▶ _Task instructions_:
From the records below, extract all the text exactly and leave the images behind.

▶ _Rows_:
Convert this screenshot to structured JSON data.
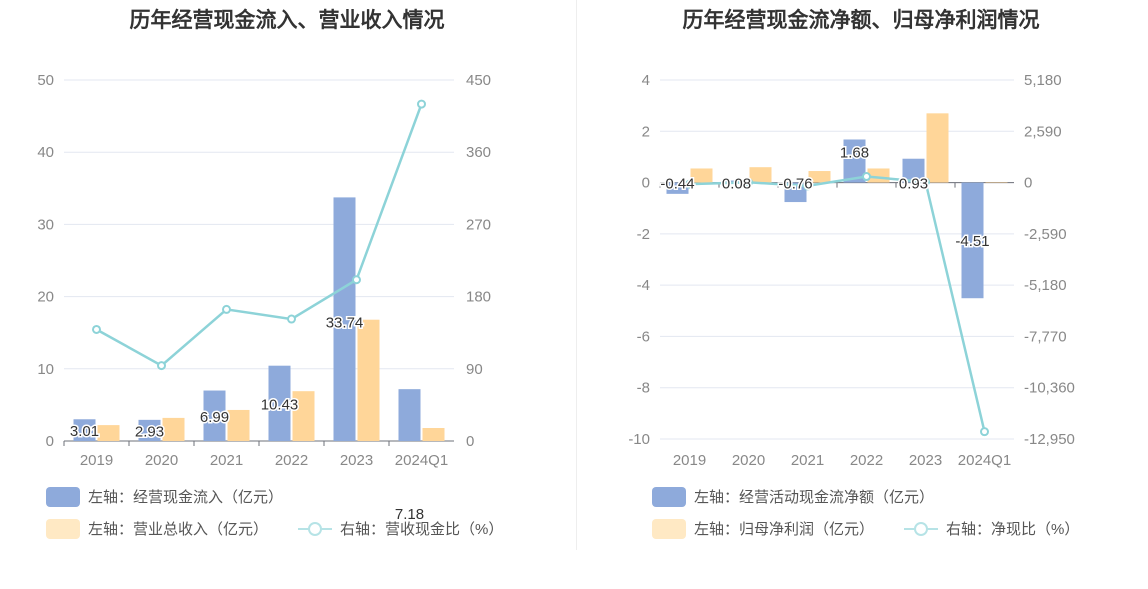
{
  "charts": [
    {
      "title": "历年经营现金流入、营业收入情况",
      "legend": [
        "左轴：经营现金流入（亿元）",
        "左轴：营业总收入（亿元）",
        "右轴：营收现金比（%）"
      ]
    },
    {
      "title": "历年经营现金流净额、归母净利润情况",
      "legend": [
        "左轴：经营活动现金流净额（亿元）",
        "左轴：归母净利润（亿元）",
        "右轴：净现比（%）"
      ]
    }
  ],
  "chart_data": [
    {
      "type": "bar",
      "title": "历年经营现金流入、营业收入情况",
      "categories": [
        "2019",
        "2020",
        "2021",
        "2022",
        "2023",
        "2024Q1"
      ],
      "left_ylim": [
        0,
        50
      ],
      "left_ticks": [
        "0",
        "10",
        "20",
        "30",
        "40",
        "50"
      ],
      "right_ylim": [
        0,
        450
      ],
      "right_ticks": [
        "0",
        "90",
        "180",
        "270",
        "360",
        "450"
      ],
      "series": [
        {
          "name": "左轴：经营现金流入（亿元）",
          "axis": "left",
          "kind": "bar",
          "color": "#8eaadb",
          "values": [
            3.01,
            2.93,
            6.99,
            10.43,
            33.74,
            7.18
          ],
          "labels": [
            "3.01",
            "2.93",
            "6.99",
            "10.43",
            "33.74",
            "7.18"
          ]
        },
        {
          "name": "左轴：营业总收入（亿元）",
          "axis": "left",
          "kind": "bar",
          "color": "#ffd699",
          "values": [
            2.2,
            3.2,
            4.3,
            6.9,
            16.8,
            1.8
          ]
        },
        {
          "name": "右轴：营收现金比（%）",
          "axis": "right",
          "kind": "line",
          "color": "#8dd3d8",
          "values": [
            139,
            94,
            164,
            152,
            201,
            420
          ]
        }
      ],
      "grid": true,
      "legend_position": "bottom"
    },
    {
      "type": "bar",
      "title": "历年经营现金流净额、归母净利润情况",
      "categories": [
        "2019",
        "2020",
        "2021",
        "2022",
        "2023",
        "2024Q1"
      ],
      "left_ylim": [
        -10,
        4
      ],
      "left_ticks": [
        "-10",
        "-8",
        "-6",
        "-4",
        "-2",
        "0",
        "2",
        "4"
      ],
      "right_ylim": [
        -12950,
        5180
      ],
      "right_ticks": [
        "-12,950",
        "-10,360",
        "-7,770",
        "-5,180",
        "-2,590",
        "0",
        "2,590",
        "5,180"
      ],
      "series": [
        {
          "name": "左轴：经营活动现金流净额（亿元）",
          "axis": "left",
          "kind": "bar",
          "color": "#8eaadb",
          "values": [
            -0.44,
            0.08,
            -0.76,
            1.68,
            0.93,
            -4.51
          ],
          "labels": [
            "-0.44",
            "0.08",
            "-0.76",
            "1.68",
            "0.93",
            "-4.51"
          ]
        },
        {
          "name": "左轴：归母净利润（亿元）",
          "axis": "left",
          "kind": "bar",
          "color": "#ffd699",
          "values": [
            0.55,
            0.6,
            0.45,
            0.55,
            2.7,
            0.02
          ]
        },
        {
          "name": "右轴：净现比（%）",
          "axis": "right",
          "kind": "line",
          "color": "#8dd3d8",
          "values": [
            -80,
            13,
            -169,
            305,
            34,
            -12580
          ]
        }
      ],
      "grid": true,
      "legend_position": "bottom"
    }
  ]
}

▶ _Result of this task_:
Convert this screenshot to structured JSON data.
{
  "charts": [
    {
      "title": "历年经营现金流入、营业收入情况",
      "legend": [
        "左轴：经营现金流入（亿元）",
        "左轴：营业总收入（亿元）",
        "右轴：营收现金比（%）"
      ]
    },
    {
      "title": "历年经营现金流净额、归母净利润情况",
      "legend": [
        "左轴：经营活动现金流净额（亿元）",
        "左轴：归母净利润（亿元）",
        "右轴：净现比（%）"
      ]
    }
  ],
  "chart_data": [
    {
      "type": "bar",
      "title": "历年经营现金流入、营业收入情况",
      "categories": [
        "2019",
        "2020",
        "2021",
        "2022",
        "2023",
        "2024Q1"
      ],
      "left_ylim": [
        0,
        50
      ],
      "left_ticks": [
        "0",
        "10",
        "20",
        "30",
        "40",
        "50"
      ],
      "right_ylim": [
        0,
        450
      ],
      "right_ticks": [
        "0",
        "90",
        "180",
        "270",
        "360",
        "450"
      ],
      "series": [
        {
          "name": "左轴：经营现金流入（亿元）",
          "axis": "left",
          "kind": "bar",
          "color": "#8eaadb",
          "values": [
            3.01,
            2.93,
            6.99,
            10.43,
            33.74,
            7.18
          ],
          "labels": [
            "3.01",
            "2.93",
            "6.99",
            "10.43",
            "33.74",
            "7.18"
          ]
        },
        {
          "name": "左轴：营业总收入（亿元）",
          "axis": "left",
          "kind": "bar",
          "color": "#ffd699",
          "values": [
            2.2,
            3.2,
            4.3,
            6.9,
            16.8,
            1.8
          ]
        },
        {
          "name": "右轴：营收现金比（%）",
          "axis": "right",
          "kind": "line",
          "color": "#8dd3d8",
          "values": [
            139,
            94,
            164,
            152,
            201,
            420
          ]
        }
      ],
      "grid": true,
      "legend_position": "bottom"
    },
    {
      "type": "bar",
      "title": "历年经营现金流净额、归母净利润情况",
      "categories": [
        "2019",
        "2020",
        "2021",
        "2022",
        "2023",
        "2024Q1"
      ],
      "left_ylim": [
        -10,
        4
      ],
      "left_ticks": [
        "-10",
        "-8",
        "-6",
        "-4",
        "-2",
        "0",
        "2",
        "4"
      ],
      "right_ylim": [
        -12950,
        5180
      ],
      "right_ticks": [
        "-12,950",
        "-10,360",
        "-7,770",
        "-5,180",
        "-2,590",
        "0",
        "2,590",
        "5,180"
      ],
      "series": [
        {
          "name": "左轴：经营活动现金流净额（亿元）",
          "axis": "left",
          "kind": "bar",
          "color": "#8eaadb",
          "values": [
            -0.44,
            0.08,
            -0.76,
            1.68,
            0.93,
            -4.51
          ],
          "labels": [
            "-0.44",
            "0.08",
            "-0.76",
            "1.68",
            "0.93",
            "-4.51"
          ]
        },
        {
          "name": "左轴：归母净利润（亿元）",
          "axis": "left",
          "kind": "bar",
          "color": "#ffd699",
          "values": [
            0.55,
            0.6,
            0.45,
            0.55,
            2.7,
            0.02
          ]
        },
        {
          "name": "右轴：净现比（%）",
          "axis": "right",
          "kind": "line",
          "color": "#8dd3d8",
          "values": [
            -80,
            13,
            -169,
            305,
            34,
            -12580
          ]
        }
      ],
      "grid": true,
      "legend_position": "bottom"
    }
  ]
}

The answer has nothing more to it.